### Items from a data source

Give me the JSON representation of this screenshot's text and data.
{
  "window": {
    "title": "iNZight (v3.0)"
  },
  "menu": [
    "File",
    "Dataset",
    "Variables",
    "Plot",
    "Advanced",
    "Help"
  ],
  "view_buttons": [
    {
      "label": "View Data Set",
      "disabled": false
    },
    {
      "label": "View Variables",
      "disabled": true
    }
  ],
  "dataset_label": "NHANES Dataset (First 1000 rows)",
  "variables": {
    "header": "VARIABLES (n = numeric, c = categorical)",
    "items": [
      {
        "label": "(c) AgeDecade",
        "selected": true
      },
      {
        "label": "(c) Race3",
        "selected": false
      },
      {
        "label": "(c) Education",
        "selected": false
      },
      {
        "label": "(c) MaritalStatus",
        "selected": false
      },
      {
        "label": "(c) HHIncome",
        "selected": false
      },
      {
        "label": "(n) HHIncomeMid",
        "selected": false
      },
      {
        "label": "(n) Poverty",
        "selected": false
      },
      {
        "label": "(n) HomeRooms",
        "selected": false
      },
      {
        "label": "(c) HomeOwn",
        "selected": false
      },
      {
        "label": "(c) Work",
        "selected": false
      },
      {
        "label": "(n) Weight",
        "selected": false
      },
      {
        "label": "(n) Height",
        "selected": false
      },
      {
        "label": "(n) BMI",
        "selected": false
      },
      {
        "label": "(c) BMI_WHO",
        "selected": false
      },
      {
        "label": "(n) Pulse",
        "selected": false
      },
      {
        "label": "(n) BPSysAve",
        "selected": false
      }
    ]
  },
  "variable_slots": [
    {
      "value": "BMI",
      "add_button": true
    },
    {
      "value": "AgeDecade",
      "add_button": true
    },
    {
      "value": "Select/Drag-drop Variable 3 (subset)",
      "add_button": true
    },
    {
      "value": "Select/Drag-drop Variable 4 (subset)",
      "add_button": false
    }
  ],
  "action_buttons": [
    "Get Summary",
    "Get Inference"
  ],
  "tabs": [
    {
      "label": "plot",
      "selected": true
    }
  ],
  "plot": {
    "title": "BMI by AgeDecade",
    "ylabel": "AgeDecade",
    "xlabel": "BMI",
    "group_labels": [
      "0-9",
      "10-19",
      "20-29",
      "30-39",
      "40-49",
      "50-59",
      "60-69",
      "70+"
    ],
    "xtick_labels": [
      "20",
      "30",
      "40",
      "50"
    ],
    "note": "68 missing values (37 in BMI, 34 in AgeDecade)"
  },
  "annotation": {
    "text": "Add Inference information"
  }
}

### WHAT YOU SHOULD DO
Each line of the material above either contains the word "title" or does not; state how many do, and nothing else.

### EXERCISE RESPONSE
2